LISTED ENTRIES:
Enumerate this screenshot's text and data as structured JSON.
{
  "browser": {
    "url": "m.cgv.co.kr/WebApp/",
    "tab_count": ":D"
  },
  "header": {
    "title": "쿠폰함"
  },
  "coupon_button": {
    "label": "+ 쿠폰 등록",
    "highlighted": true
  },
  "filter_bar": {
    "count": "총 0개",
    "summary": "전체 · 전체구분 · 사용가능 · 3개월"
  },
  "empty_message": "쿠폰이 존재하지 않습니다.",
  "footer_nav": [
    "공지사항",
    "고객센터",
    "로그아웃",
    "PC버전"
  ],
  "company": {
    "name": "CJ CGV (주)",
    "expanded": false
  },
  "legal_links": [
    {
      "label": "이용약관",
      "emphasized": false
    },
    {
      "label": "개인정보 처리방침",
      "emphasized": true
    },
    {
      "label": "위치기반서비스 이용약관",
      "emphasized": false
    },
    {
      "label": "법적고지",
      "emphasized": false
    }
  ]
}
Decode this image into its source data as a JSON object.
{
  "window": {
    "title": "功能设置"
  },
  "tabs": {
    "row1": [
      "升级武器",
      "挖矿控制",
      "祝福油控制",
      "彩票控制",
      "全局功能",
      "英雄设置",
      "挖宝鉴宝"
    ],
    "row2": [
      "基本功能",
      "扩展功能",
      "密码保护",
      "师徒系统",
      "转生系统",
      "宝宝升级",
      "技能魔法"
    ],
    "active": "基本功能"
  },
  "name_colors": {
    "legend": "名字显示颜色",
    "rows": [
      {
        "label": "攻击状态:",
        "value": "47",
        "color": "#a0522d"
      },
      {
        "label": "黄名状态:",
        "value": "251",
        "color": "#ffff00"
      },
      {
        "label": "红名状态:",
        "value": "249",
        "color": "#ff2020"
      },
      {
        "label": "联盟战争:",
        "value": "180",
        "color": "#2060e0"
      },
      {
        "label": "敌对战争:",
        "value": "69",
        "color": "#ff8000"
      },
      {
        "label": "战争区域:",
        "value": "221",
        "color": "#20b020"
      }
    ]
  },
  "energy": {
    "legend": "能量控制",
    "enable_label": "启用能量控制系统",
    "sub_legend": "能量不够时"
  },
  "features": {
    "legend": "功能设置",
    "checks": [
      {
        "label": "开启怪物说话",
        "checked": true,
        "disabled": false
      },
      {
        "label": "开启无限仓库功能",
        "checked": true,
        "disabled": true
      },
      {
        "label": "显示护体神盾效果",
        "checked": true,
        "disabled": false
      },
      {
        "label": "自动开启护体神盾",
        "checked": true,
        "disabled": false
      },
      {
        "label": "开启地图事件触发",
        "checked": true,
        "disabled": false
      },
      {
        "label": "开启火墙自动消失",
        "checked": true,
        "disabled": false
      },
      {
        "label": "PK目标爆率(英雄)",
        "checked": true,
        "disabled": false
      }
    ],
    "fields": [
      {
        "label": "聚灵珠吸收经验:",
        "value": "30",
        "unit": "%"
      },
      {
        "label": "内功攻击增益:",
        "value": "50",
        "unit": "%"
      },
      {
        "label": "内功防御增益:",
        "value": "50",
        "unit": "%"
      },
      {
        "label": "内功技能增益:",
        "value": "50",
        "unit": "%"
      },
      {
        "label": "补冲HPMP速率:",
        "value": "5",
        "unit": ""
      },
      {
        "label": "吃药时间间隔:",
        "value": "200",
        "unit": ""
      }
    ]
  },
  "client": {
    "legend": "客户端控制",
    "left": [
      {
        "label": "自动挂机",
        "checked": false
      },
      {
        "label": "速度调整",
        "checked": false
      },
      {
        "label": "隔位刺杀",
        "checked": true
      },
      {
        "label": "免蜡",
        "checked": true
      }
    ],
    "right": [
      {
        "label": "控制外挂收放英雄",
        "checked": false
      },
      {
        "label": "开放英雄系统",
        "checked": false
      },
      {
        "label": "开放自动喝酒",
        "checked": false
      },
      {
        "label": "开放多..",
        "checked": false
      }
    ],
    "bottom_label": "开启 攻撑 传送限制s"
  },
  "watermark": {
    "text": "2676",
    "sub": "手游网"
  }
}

WORK TO DO: Reproduce the full listing exactly.

OUTPUT BELOW:
Enumerate this screenshot's text and data as structured JSON.
{
  "browser": {
    "url": "m.cgv.co.kr/WebApp/",
    "tab_count": ":D"
  },
  "header": {
    "title": "쿠폰함"
  },
  "coupon_button": {
    "label": "+ 쿠폰 등록",
    "highlighted": true
  },
  "filter_bar": {
    "count": "총 0개",
    "summary": "전체 · 전체구분 · 사용가능 · 3개월"
  },
  "empty_message": "쿠폰이 존재하지 않습니다.",
  "footer_nav": [
    "공지사항",
    "고객센터",
    "로그아웃",
    "PC버전"
  ],
  "company": {
    "name": "CJ CGV (주)",
    "expanded": false
  },
  "legal_links": [
    {
      "label": "이용약관",
      "emphasized": false
    },
    {
      "label": "개인정보 처리방침",
      "emphasized": true
    },
    {
      "label": "위치기반서비스 이용약관",
      "emphasized": false
    },
    {
      "label": "법적고지",
      "emphasized": false
    }
  ]
}
Decode this image into its source data as a JSON object.
{
  "window": {
    "title": "功能设置"
  },
  "tabs": {
    "row1": [
      "升级武器",
      "挖矿控制",
      "祝福油控制",
      "彩票控制",
      "全局功能",
      "英雄设置",
      "挖宝鉴宝"
    ],
    "row2": [
      "基本功能",
      "扩展功能",
      "密码保护",
      "师徒系统",
      "转生系统",
      "宝宝升级",
      "技能魔法"
    ],
    "active": "基本功能"
  },
  "name_colors": {
    "legend": "名字显示颜色",
    "rows": [
      {
        "label": "攻击状态:",
        "value": "47",
        "color": "#a0522d"
      },
      {
        "label": "黄名状态:",
        "value": "251",
        "color": "#ffff00"
      },
      {
        "label": "红名状态:",
        "value": "249",
        "color": "#ff2020"
      },
      {
        "label": "联盟战争:",
        "value": "180",
        "color": "#2060e0"
      },
      {
        "label": "敌对战争:",
        "value": "69",
        "color": "#ff8000"
      },
      {
        "label": "战争区域:",
        "value": "221",
        "color": "#20b020"
      }
    ]
  },
  "energy": {
    "legend": "能量控制",
    "enable_label": "启用能量控制系统",
    "sub_legend": "能量不够时"
  },
  "features": {
    "legend": "功能设置",
    "checks": [
      {
        "label": "开启怪物说话",
        "checked": true,
        "disabled": false
      },
      {
        "label": "开启无限仓库功能",
        "checked": true,
        "disabled": true
      },
      {
        "label": "显示护体神盾效果",
        "checked": true,
        "disabled": false
      },
      {
        "label": "自动开启护体神盾",
        "checked": true,
        "disabled": false
      },
      {
        "label": "开启地图事件触发",
        "checked": true,
        "disabled": false
      },
      {
        "label": "开启火墙自动消失",
        "checked": true,
        "disabled": false
      },
      {
        "label": "PK目标爆率(英雄)",
        "checked": true,
        "disabled": false
      }
    ],
    "fields": [
      {
        "label": "聚灵珠吸收经验:",
        "value": "30",
        "unit": "%"
      },
      {
        "label": "内功攻击增益:",
        "value": "50",
        "unit": "%"
      },
      {
        "label": "内功防御增益:",
        "value": "50",
        "unit": "%"
      },
      {
        "label": "内功技能增益:",
        "value": "50",
        "unit": "%"
      },
      {
        "label": "补冲HPMP速率:",
        "value": "5",
        "unit": ""
      },
      {
        "label": "吃药时间间隔:",
        "value": "200",
        "unit": ""
      }
    ]
  },
  "client": {
    "legend": "客户端控制",
    "left": [
      {
        "label": "自动挂机",
        "checked": false
      },
      {
        "label": "速度调整",
        "checked": false
      },
      {
        "label": "隔位刺杀",
        "checked": true
      },
      {
        "label": "免蜡",
        "checked": true
      }
    ],
    "right": [
      {
        "label": "控制外挂收放英雄",
        "checked": false
      },
      {
        "label": "开放英雄系统",
        "checked": false
      },
      {
        "label": "开放自动喝酒",
        "checked": false
      },
      {
        "label": "开放多..",
        "checked": false
      }
    ],
    "bottom_label": "开启 攻撑 传送限制s"
  },
  "watermark": {
    "text": "2676",
    "sub": "手游网"
  }
}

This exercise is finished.